READING TEXT —
__________
I’ve had my DCC system installed and functioning flawlessly for a number of years now. Unknowingly at the time, I ran my bus all the way around the perimeter of the layout ( about 90 feet ) and tied the end back in from the starting point, thus creating a loop.
Now I’m reading that the bus SHOULD NOT be connected to form a loop !!! What is the potential harm or problems ??? I’ve had absolutely no issues what-so-ever using a base throttle and three wireless throttles. Have I just been lucky or what’s the deal ???
Since the DCC bus is also technically a serial network, making a loop like that can cause ‘echoing’ (I dont remember if thats the technical term of not) The serial signal will travel around both sides of the loop and can either pass each other or collide and reflect. This phenomenon really only happens on systems that have very little resistive loads on it and have lots and LOTS of wire to travel on.
Also, they may have been talking about the potential to wire the system out of phase when you bring it full loop, but you would know that the instant you powered your booster on
Either way, your best bet for signal integrity, current distribution and phase relationship is to split your loop at the point farthest from the booster so you have to legs of equal length.
__________
Element position data
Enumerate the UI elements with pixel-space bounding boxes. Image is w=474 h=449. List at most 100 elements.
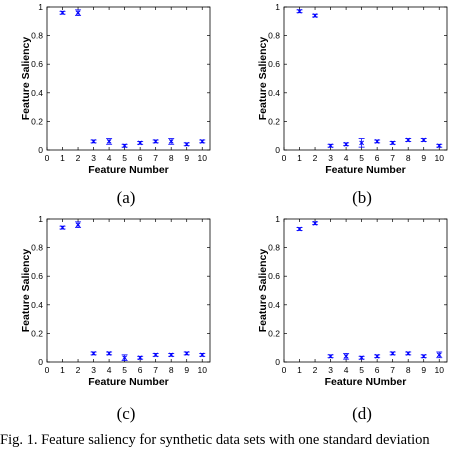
point-marker [137,140,143,146]
x-axis-label: Feature Number [88,164,169,176]
x-tick-label: 1 [60,365,65,375]
data-point [152,352,159,358]
point-marker [405,351,411,356]
data-point [183,351,190,356]
data-point [374,353,381,359]
y-tick-label: 0.2 [31,328,43,338]
point-marker [122,143,128,149]
data-point [389,351,396,356]
point-marker [312,13,318,18]
data-point [312,13,319,18]
x-axis-label: Feature NUmber [325,376,407,388]
y-tick-label: 0.8 [268,243,280,253]
figure-caption: Fig. 1. Feature saliency for synthetic d… [0,432,430,448]
x-tick-label: 9 [184,365,189,375]
point-marker [436,143,442,149]
data-point [121,143,128,149]
x-tick-label: 9 [421,153,426,163]
data-point [343,353,350,360]
axes-box [283,218,448,363]
data-point [389,140,396,146]
y-tick-label: 0 [38,145,43,155]
y-tick-label: 0.4 [31,88,43,98]
axes-box [283,6,448,151]
x-tick-label: 3 [328,153,333,163]
x-tick-label: 10 [435,365,445,375]
x-tick-label: 10 [198,365,208,375]
point-marker [359,140,365,146]
data-point [137,355,144,361]
point-marker [91,351,96,356]
x-tick-label: 5 [122,153,127,163]
y-tick-label: 1 [38,2,43,12]
y-tick-label: 0.4 [31,300,43,310]
y-axis-label: Feature Saliency [257,37,269,121]
point-marker [184,351,190,356]
point-marker [436,352,442,358]
x-tick-label: 4 [344,153,349,163]
point-marker [91,139,96,144]
point-marker [122,355,128,361]
point-marker [60,10,65,16]
y-tick-label: 0.8 [31,243,43,253]
data-point [374,139,381,144]
data-point [199,139,206,144]
x-tick-label: 1 [60,153,65,163]
x-tick-label: 7 [153,365,158,375]
point-marker [343,141,349,147]
data-point [420,137,427,143]
x-tick-label: 10 [435,153,445,163]
data-point [296,226,303,232]
x-tick-label: 5 [359,153,364,163]
point-marker [168,352,174,358]
y-axis-label: Feature Saliency [20,249,32,333]
data-point [327,353,334,359]
point-marker [184,141,190,147]
x-tick-label: 3 [91,153,96,163]
data-point [168,352,175,358]
x-tick-label: 7 [153,153,158,163]
point-marker [328,353,333,359]
point-marker [421,137,427,143]
y-tick-label: 0.6 [31,271,43,281]
x-tick-label: 9 [421,365,426,375]
data-point [59,225,66,230]
data-point [436,143,443,149]
data-point [436,351,443,359]
data-point [327,143,334,149]
point-marker [390,351,396,356]
x-axis-label: Feature Number [88,376,169,388]
data-point [106,351,113,356]
y-tick-label: 1 [275,214,280,224]
data-point [420,353,427,359]
point-marker [328,143,333,149]
x-tick-label: 0 [45,153,50,163]
x-tick-label: 4 [107,153,112,163]
x-tick-label: 2 [313,153,318,163]
panel-label-b: (b) [352,188,372,207]
point-marker [359,355,365,361]
y-tick-label: 1 [38,214,43,224]
x-tick-label: 7 [390,153,395,163]
x-tick-label: 2 [76,153,81,163]
x-tick-label: 8 [169,365,174,375]
y-tick-label: 0.6 [268,271,280,281]
data-point [59,10,66,16]
point-marker [297,226,302,232]
x-tick-label: 1 [297,365,302,375]
panel-label-a: (a) [116,188,136,207]
x-tick-label: 5 [359,365,364,375]
x-tick-label: 0 [282,153,287,163]
point-marker [153,139,159,144]
data-point [106,138,113,145]
data-point [312,220,319,226]
y-tick-label: 0.6 [31,59,43,69]
panel-label-c: (c) [116,404,136,423]
x-tick-label: 6 [138,365,143,375]
data-point [121,354,128,361]
data-point [75,9,82,16]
__________
WRITTEN REQUEST — Reproduce the forum thread above about the looped DCC bus in full, word for word.

TASK OUTPUT —
I’ve had my DCC system installed and functioning flawlessly for a number of years now. Unknowingly at the time, I ran my bus all the way around the perimeter of the layout ( about 90 feet ) and tied the end back in from the starting point, thus creating a loop.
Now I’m reading that the bus SHOULD NOT be connected to form a loop !!! What is the potential harm or problems ??? I’ve had absolutely no issues what-so-ever using a base throttle and three wireless throttles. Have I just been lucky or what’s the deal ???
Since the DCC bus is also technically a serial network, making a loop like that can cause ‘echoing’ (I dont remember if thats the technical term of not) The serial signal will travel around both sides of the loop and can either pass each other or collide and reflect. This phenomenon really only happens on systems that have very little resistive loads on it and have lots and LOTS of wire to travel on.
Also, they may have been talking about the potential to wire the system out of phase when you bring it full loop, but you would know that the instant you powered your booster on
Either way, your best bet for signal integrity, current distribution and phase relationship is to split your loop at the point farthest from the booster so you have to legs of equal length.